▸ **Records to use**
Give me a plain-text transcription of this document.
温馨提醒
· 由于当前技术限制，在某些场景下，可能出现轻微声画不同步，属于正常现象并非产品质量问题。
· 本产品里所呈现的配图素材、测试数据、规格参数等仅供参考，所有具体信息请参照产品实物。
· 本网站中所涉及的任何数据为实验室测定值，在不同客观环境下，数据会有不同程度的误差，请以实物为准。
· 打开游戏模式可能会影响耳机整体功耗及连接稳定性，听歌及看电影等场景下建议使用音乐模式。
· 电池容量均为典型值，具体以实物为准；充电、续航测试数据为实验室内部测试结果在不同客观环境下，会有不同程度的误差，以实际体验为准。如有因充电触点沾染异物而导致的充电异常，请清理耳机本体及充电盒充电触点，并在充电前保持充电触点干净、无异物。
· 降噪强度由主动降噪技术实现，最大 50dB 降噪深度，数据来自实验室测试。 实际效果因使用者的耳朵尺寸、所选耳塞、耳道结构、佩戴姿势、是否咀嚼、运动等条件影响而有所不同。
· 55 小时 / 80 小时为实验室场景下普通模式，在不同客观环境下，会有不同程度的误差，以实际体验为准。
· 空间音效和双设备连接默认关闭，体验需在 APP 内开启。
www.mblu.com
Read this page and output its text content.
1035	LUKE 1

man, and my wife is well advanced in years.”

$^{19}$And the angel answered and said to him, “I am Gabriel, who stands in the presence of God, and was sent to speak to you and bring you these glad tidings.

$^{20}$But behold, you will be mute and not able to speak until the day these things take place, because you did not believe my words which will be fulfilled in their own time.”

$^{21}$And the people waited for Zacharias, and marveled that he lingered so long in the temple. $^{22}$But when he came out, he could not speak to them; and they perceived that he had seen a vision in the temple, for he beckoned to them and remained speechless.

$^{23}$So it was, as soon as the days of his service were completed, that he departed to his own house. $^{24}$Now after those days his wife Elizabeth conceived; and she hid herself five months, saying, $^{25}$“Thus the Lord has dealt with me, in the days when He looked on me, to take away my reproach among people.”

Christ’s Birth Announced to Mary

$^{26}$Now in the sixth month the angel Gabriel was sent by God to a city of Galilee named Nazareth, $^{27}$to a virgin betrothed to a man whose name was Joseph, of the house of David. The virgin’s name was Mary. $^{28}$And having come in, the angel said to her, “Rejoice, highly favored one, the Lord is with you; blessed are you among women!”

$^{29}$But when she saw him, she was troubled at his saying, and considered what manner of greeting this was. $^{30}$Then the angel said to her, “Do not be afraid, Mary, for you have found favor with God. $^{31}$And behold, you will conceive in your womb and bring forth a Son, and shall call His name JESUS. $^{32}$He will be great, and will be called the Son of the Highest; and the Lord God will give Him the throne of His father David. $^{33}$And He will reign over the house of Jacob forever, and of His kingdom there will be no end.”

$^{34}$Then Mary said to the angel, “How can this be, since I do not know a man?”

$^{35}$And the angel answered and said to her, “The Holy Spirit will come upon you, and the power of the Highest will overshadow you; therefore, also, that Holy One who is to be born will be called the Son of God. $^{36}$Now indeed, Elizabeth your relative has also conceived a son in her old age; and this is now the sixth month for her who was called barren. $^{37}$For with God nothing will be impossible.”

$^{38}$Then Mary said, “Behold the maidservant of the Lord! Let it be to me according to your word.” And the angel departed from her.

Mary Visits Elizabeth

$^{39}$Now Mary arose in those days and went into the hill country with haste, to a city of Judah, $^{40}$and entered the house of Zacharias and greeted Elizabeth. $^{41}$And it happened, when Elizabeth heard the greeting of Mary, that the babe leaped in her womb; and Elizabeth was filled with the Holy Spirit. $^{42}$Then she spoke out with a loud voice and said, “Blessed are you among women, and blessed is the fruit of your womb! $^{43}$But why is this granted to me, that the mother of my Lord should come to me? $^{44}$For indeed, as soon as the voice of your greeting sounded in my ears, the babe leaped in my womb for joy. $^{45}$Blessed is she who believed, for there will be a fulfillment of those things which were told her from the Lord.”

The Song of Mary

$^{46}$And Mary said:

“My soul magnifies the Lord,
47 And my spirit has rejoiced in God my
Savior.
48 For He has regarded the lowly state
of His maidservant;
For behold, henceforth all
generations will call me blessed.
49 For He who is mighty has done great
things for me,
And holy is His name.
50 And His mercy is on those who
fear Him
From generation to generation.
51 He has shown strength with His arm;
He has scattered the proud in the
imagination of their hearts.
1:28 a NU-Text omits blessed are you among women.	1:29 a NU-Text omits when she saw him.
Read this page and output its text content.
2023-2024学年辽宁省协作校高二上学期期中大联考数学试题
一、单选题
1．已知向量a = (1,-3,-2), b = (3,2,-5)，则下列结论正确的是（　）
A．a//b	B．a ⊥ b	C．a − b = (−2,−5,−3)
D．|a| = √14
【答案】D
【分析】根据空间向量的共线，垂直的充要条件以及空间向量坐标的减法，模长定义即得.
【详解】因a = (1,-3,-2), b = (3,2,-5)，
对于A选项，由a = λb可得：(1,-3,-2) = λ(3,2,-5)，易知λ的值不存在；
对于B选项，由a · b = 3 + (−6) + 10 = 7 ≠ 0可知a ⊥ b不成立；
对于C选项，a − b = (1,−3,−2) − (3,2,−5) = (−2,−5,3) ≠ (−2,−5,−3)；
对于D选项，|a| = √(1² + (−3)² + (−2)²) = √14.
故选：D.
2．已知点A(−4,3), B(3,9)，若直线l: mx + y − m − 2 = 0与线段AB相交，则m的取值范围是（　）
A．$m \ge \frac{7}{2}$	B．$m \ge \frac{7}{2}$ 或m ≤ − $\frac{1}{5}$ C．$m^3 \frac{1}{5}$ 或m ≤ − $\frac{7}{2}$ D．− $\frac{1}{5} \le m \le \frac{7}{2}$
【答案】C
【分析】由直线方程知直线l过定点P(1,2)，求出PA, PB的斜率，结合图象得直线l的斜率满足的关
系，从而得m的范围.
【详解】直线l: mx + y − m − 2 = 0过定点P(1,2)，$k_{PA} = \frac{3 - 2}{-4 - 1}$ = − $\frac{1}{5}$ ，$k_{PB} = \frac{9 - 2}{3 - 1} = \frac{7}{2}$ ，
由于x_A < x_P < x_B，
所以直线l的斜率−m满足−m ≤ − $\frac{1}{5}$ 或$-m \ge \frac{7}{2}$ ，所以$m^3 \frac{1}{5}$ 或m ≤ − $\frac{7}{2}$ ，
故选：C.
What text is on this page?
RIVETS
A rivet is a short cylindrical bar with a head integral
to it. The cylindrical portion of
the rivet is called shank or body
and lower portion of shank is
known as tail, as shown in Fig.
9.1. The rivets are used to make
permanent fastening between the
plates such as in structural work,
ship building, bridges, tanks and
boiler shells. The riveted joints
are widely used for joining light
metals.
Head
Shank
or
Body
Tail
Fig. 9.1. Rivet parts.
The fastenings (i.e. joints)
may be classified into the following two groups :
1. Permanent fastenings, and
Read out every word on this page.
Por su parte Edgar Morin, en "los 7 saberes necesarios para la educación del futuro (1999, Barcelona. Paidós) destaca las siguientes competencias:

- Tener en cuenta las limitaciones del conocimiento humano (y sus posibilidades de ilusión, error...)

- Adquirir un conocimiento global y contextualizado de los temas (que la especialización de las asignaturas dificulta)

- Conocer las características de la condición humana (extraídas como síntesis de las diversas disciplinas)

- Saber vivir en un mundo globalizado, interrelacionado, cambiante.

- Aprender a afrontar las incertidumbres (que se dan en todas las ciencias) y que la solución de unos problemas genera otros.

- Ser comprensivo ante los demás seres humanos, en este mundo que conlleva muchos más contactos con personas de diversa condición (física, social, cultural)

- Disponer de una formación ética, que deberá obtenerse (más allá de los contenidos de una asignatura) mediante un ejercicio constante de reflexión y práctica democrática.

▸ **Required work**
Word for word, quote all of the data above.

▸ **Task response**
Give me a plain-text transcription of this document.
温馨提醒
· 由于当前技术限制，在某些场景下，可能出现轻微声画不同步，属于正常现象并非产品质量问题。
· 本产品里所呈现的配图素材、测试数据、规格参数等仅供参考，所有具体信息请参照产品实物。
· 本网站中所涉及的任何数据为实验室测定值，在不同客观环境下，数据会有不同程度的误差，请以实物为准。
· 打开游戏模式可能会影响耳机整体功耗及连接稳定性，听歌及看电影等场景下建议使用音乐模式。
· 电池容量均为典型值，具体以实物为准；充电、续航测试数据为实验室内部测试结果在不同客观环境下，会有不同程度的误差，以实际体验为准。如有因充电触点沾染异物而导致的充电异常，请清理耳机本体及充电盒充电触点，并在充电前保持充电触点干净、无异物。
· 降噪强度由主动降噪技术实现，最大 50dB 降噪深度，数据来自实验室测试。 实际效果因使用者的耳朵尺寸、所选耳塞、耳道结构、佩戴姿势、是否咀嚼、运动等条件影响而有所不同。
· 55 小时 / 80 小时为实验室场景下普通模式，在不同客观环境下，会有不同程度的误差，以实际体验为准。
· 空间音效和双设备连接默认关闭，体验需在 APP 内开启。
www.mblu.com
Read this page and output its text content.
1035	LUKE 1

man, and my wife is well advanced in years.”

$^{19}$And the angel answered and said to him, “I am Gabriel, who stands in the presence of God, and was sent to speak to you and bring you these glad tidings.

$^{20}$But behold, you will be mute and not able to speak until the day these things take place, because you did not believe my words which will be fulfilled in their own time.”

$^{21}$And the people waited for Zacharias, and marveled that he lingered so long in the temple. $^{22}$But when he came out, he could not speak to them; and they perceived that he had seen a vision in the temple, for he beckoned to them and remained speechless.

$^{23}$So it was, as soon as the days of his service were completed, that he departed to his own house. $^{24}$Now after those days his wife Elizabeth conceived; and she hid herself five months, saying, $^{25}$“Thus the Lord has dealt with me, in the days when He looked on me, to take away my reproach among people.”

Christ’s Birth Announced to Mary

$^{26}$Now in the sixth month the angel Gabriel was sent by God to a city of Galilee named Nazareth, $^{27}$to a virgin betrothed to a man whose name was Joseph, of the house of David. The virgin’s name was Mary. $^{28}$And having come in, the angel said to her, “Rejoice, highly favored one, the Lord is with you; blessed are you among women!”

$^{29}$But when she saw him, she was troubled at his saying, and considered what manner of greeting this was. $^{30}$Then the angel said to her, “Do not be afraid, Mary, for you have found favor with God. $^{31}$And behold, you will conceive in your womb and bring forth a Son, and shall call His name JESUS. $^{32}$He will be great, and will be called the Son of the Highest; and the Lord God will give Him the throne of His father David. $^{33}$And He will reign over the house of Jacob forever, and of His kingdom there will be no end.”

$^{34}$Then Mary said to the angel, “How can this be, since I do not know a man?”

$^{35}$And the angel answered and said to her, “The Holy Spirit will come upon you, and the power of the Highest will overshadow you; therefore, also, that Holy One who is to be born will be called the Son of God. $^{36}$Now indeed, Elizabeth your relative has also conceived a son in her old age; and this is now the sixth month for her who was called barren. $^{37}$For with God nothing will be impossible.”

$^{38}$Then Mary said, “Behold the maidservant of the Lord! Let it be to me according to your word.” And the angel departed from her.

Mary Visits Elizabeth

$^{39}$Now Mary arose in those days and went into the hill country with haste, to a city of Judah, $^{40}$and entered the house of Zacharias and greeted Elizabeth. $^{41}$And it happened, when Elizabeth heard the greeting of Mary, that the babe leaped in her womb; and Elizabeth was filled with the Holy Spirit. $^{42}$Then she spoke out with a loud voice and said, “Blessed are you among women, and blessed is the fruit of your womb! $^{43}$But why is this granted to me, that the mother of my Lord should come to me? $^{44}$For indeed, as soon as the voice of your greeting sounded in my ears, the babe leaped in my womb for joy. $^{45}$Blessed is she who believed, for there will be a fulfillment of those things which were told her from the Lord.”

The Song of Mary

$^{46}$And Mary said:

“My soul magnifies the Lord,
47 And my spirit has rejoiced in God my
Savior.
48 For He has regarded the lowly state
of His maidservant;
For behold, henceforth all
generations will call me blessed.
49 For He who is mighty has done great
things for me,
And holy is His name.
50 And His mercy is on those who
fear Him
From generation to generation.
51 He has shown strength with His arm;
He has scattered the proud in the
imagination of their hearts.
1:28 a NU-Text omits blessed are you among women.	1:29 a NU-Text omits when she saw him.
Read this page and output its text content.
2023-2024学年辽宁省协作校高二上学期期中大联考数学试题
一、单选题
1．已知向量a = (1,-3,-2), b = (3,2,-5)，则下列结论正确的是（　）
A．a//b	B．a ⊥ b	C．a − b = (−2,−5,−3)
D．|a| = √14
【答案】D
【分析】根据空间向量的共线，垂直的充要条件以及空间向量坐标的减法，模长定义即得.
【详解】因a = (1,-3,-2), b = (3,2,-5)，
对于A选项，由a = λb可得：(1,-3,-2) = λ(3,2,-5)，易知λ的值不存在；
对于B选项，由a · b = 3 + (−6) + 10 = 7 ≠ 0可知a ⊥ b不成立；
对于C选项，a − b = (1,−3,−2) − (3,2,−5) = (−2,−5,3) ≠ (−2,−5,−3)；
对于D选项，|a| = √(1² + (−3)² + (−2)²) = √14.
故选：D.
2．已知点A(−4,3), B(3,9)，若直线l: mx + y − m − 2 = 0与线段AB相交，则m的取值范围是（　）
A．$m \ge \frac{7}{2}$	B．$m \ge \frac{7}{2}$ 或m ≤ − $\frac{1}{5}$ C．$m^3 \frac{1}{5}$ 或m ≤ − $\frac{7}{2}$ D．− $\frac{1}{5} \le m \le \frac{7}{2}$
【答案】C
【分析】由直线方程知直线l过定点P(1,2)，求出PA, PB的斜率，结合图象得直线l的斜率满足的关
系，从而得m的范围.
【详解】直线l: mx + y − m − 2 = 0过定点P(1,2)，$k_{PA} = \frac{3 - 2}{-4 - 1}$ = − $\frac{1}{5}$ ，$k_{PB} = \frac{9 - 2}{3 - 1} = \frac{7}{2}$ ，
由于x_A < x_P < x_B，
所以直线l的斜率−m满足−m ≤ − $\frac{1}{5}$ 或$-m \ge \frac{7}{2}$ ，所以$m^3 \frac{1}{5}$ 或m ≤ − $\frac{7}{2}$ ，
故选：C.
What text is on this page?
RIVETS
A rivet is a short cylindrical bar with a head integral
to it. The cylindrical portion of
the rivet is called shank or body
and lower portion of shank is
known as tail, as shown in Fig.
9.1. The rivets are used to make
permanent fastening between the
plates such as in structural work,
ship building, bridges, tanks and
boiler shells. The riveted joints
are widely used for joining light
metals.
Head
Shank
or
Body
Tail
Fig. 9.1. Rivet parts.
The fastenings (i.e. joints)
may be classified into the following two groups :
1. Permanent fastenings, and
Read out every word on this page.
Por su parte Edgar Morin, en "los 7 saberes necesarios para la educación del futuro (1999, Barcelona. Paidós) destaca las siguientes competencias:

- Tener en cuenta las limitaciones del conocimiento humano (y sus posibilidades de ilusión, error...)

- Adquirir un conocimiento global y contextualizado de los temas (que la especialización de las asignaturas dificulta)

- Conocer las características de la condición humana (extraídas como síntesis de las diversas disciplinas)

- Saber vivir en un mundo globalizado, interrelacionado, cambiante.

- Aprender a afrontar las incertidumbres (que se dan en todas las ciencias) y que la solución de unos problemas genera otros.

- Ser comprensivo ante los demás seres humanos, en este mundo que conlleva muchos más contactos con personas de diversa condición (física, social, cultural)

- Disponer de una formación ética, que deberá obtenerse (más allá de los contenidos de una asignatura) mediante un ejercicio constante de reflexión y práctica democrática.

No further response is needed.